▶ Requirement:
From the listing below, pull out all lines with "refer" in them.

▶ Source material:
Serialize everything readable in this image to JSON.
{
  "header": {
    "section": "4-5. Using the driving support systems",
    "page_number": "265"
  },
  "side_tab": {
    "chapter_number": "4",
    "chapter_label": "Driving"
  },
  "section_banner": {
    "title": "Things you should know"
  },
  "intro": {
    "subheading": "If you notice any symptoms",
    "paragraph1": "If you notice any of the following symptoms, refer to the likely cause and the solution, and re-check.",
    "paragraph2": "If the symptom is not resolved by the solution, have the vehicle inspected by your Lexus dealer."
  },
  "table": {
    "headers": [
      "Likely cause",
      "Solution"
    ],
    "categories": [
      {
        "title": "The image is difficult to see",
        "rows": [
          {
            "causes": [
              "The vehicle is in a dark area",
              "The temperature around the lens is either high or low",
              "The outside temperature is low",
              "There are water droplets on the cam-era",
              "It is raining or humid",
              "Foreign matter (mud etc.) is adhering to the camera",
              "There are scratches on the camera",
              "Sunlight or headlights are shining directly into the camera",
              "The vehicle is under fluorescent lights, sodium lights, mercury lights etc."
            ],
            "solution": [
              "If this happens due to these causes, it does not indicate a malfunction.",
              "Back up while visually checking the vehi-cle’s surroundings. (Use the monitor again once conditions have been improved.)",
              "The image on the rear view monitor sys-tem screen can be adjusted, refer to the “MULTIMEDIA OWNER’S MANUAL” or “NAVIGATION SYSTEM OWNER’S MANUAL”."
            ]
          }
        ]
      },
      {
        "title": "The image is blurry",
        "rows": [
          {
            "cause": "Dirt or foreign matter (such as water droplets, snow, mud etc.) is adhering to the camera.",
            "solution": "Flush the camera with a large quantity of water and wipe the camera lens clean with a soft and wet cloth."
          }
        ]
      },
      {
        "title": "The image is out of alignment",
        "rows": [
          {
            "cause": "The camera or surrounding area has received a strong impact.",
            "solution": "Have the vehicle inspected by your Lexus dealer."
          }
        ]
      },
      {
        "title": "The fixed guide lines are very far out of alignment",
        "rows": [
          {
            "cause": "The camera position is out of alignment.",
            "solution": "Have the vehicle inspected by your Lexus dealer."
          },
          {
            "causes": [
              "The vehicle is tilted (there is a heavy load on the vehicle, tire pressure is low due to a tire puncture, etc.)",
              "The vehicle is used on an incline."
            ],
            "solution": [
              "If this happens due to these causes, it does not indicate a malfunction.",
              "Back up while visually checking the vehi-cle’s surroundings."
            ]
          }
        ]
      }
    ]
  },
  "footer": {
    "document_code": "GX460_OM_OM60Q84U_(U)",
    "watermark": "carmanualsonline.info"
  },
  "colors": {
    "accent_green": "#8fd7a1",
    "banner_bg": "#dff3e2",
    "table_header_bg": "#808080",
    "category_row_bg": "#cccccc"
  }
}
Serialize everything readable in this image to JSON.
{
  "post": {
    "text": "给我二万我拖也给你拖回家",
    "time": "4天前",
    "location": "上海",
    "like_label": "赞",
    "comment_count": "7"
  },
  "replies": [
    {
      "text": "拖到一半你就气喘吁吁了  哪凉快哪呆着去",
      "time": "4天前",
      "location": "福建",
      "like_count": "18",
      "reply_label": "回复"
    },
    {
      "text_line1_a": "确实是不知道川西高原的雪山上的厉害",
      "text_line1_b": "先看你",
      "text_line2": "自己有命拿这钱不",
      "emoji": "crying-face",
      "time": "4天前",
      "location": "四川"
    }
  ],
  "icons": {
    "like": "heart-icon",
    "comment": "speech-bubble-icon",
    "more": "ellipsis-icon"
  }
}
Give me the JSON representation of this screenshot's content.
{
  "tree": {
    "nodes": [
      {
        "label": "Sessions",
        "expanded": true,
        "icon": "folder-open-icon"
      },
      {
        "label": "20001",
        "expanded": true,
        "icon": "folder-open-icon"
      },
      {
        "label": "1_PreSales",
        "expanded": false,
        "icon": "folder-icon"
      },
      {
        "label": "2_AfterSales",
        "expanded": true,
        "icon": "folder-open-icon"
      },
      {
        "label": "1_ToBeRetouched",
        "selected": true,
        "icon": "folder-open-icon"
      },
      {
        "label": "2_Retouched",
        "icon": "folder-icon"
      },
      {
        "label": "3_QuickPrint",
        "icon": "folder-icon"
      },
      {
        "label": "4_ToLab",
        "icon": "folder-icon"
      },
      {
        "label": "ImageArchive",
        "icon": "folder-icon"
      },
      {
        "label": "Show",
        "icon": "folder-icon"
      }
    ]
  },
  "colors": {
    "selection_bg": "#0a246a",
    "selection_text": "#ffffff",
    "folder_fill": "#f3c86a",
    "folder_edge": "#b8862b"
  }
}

▶ Exercise response:
    "paragraph1": "If you notice any of the following symptoms, refer to the likely cause and the solution, and re-check.",
              "The image on the rear view monitor sys-tem screen can be adjusted, refer to the “MULTIMEDIA OWNER’S MANUAL” or “NAVIGATION SYSTEM OWNER’S MANUAL”."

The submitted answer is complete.